Work to complete - Word for word, restate every line of the material.

________________

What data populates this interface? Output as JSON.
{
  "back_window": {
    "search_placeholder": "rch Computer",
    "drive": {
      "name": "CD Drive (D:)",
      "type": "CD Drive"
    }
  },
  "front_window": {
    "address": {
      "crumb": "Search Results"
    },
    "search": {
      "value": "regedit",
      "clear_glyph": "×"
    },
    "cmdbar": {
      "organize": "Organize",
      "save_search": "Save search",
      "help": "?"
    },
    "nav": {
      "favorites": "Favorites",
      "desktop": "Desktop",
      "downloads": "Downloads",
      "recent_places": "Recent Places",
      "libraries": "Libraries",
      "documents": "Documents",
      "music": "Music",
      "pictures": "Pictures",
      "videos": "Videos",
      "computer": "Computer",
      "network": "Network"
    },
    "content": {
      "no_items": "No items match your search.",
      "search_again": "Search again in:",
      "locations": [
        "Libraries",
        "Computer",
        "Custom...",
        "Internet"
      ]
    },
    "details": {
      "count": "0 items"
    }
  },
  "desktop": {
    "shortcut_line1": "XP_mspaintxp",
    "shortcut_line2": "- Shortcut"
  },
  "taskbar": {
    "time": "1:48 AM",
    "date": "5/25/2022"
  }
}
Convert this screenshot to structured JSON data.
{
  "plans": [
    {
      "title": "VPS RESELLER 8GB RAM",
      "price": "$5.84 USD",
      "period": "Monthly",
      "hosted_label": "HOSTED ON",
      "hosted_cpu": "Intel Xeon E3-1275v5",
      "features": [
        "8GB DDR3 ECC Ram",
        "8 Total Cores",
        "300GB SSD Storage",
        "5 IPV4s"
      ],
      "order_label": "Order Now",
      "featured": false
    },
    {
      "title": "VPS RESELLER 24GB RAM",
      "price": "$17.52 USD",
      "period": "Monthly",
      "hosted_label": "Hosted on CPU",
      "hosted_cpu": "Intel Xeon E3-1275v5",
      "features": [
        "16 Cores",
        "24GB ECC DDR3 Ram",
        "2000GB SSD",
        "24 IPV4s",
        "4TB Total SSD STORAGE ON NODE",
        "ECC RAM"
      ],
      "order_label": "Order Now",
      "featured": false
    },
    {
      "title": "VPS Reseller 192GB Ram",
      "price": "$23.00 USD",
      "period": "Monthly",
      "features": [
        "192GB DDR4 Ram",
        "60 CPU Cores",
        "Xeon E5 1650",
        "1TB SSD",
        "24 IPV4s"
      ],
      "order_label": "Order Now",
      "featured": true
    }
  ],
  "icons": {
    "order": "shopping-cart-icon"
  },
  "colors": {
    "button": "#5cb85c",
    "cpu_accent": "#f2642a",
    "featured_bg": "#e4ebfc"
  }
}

________________

Response for this exercise -
What data populates this interface? Output as JSON.
{
  "back_window": {
    "search_placeholder": "rch Computer",
    "drive": {
      "name": "CD Drive (D:)",
      "type": "CD Drive"
    }
  },
  "front_window": {
    "address": {
      "crumb": "Search Results"
    },
    "search": {
      "value": "regedit",
      "clear_glyph": "×"
    },
    "cmdbar": {
      "organize": "Organize",
      "save_search": "Save search",
      "help": "?"
    },
    "nav": {
      "favorites": "Favorites",
      "desktop": "Desktop",
      "downloads": "Downloads",
      "recent_places": "Recent Places",
      "libraries": "Libraries",
      "documents": "Documents",
      "music": "Music",
      "pictures": "Pictures",
      "videos": "Videos",
      "computer": "Computer",
      "network": "Network"
    },
    "content": {
      "no_items": "No items match your search.",
      "search_again": "Search again in:",
      "locations": [
        "Libraries",
        "Computer",
        "Custom...",
        "Internet"
      ]
    },
    "details": {
      "count": "0 items"
    }
  },
  "desktop": {
    "shortcut_line1": "XP_mspaintxp",
    "shortcut_line2": "- Shortcut"
  },
  "taskbar": {
    "time": "1:48 AM",
    "date": "5/25/2022"
  }
}
Convert this screenshot to structured JSON data.
{
  "plans": [
    {
      "title": "VPS RESELLER 8GB RAM",
      "price": "$5.84 USD",
      "period": "Monthly",
      "hosted_label": "HOSTED ON",
      "hosted_cpu": "Intel Xeon E3-1275v5",
      "features": [
        "8GB DDR3 ECC Ram",
        "8 Total Cores",
        "300GB SSD Storage",
        "5 IPV4s"
      ],
      "order_label": "Order Now",
      "featured": false
    },
    {
      "title": "VPS RESELLER 24GB RAM",
      "price": "$17.52 USD",
      "period": "Monthly",
      "hosted_label": "Hosted on CPU",
      "hosted_cpu": "Intel Xeon E3-1275v5",
      "features": [
        "16 Cores",
        "24GB ECC DDR3 Ram",
        "2000GB SSD",
        "24 IPV4s",
        "4TB Total SSD STORAGE ON NODE",
        "ECC RAM"
      ],
      "order_label": "Order Now",
      "featured": false
    },
    {
      "title": "VPS Reseller 192GB Ram",
      "price": "$23.00 USD",
      "period": "Monthly",
      "features": [
        "192GB DDR4 Ram",
        "60 CPU Cores",
        "Xeon E5 1650",
        "1TB SSD",
        "24 IPV4s"
      ],
      "order_label": "Order Now",
      "featured": true
    }
  ],
  "icons": {
    "order": "shopping-cart-icon"
  },
  "colors": {
    "button": "#5cb85c",
    "cpu_accent": "#f2642a",
    "featured_bg": "#e4ebfc"
  }
}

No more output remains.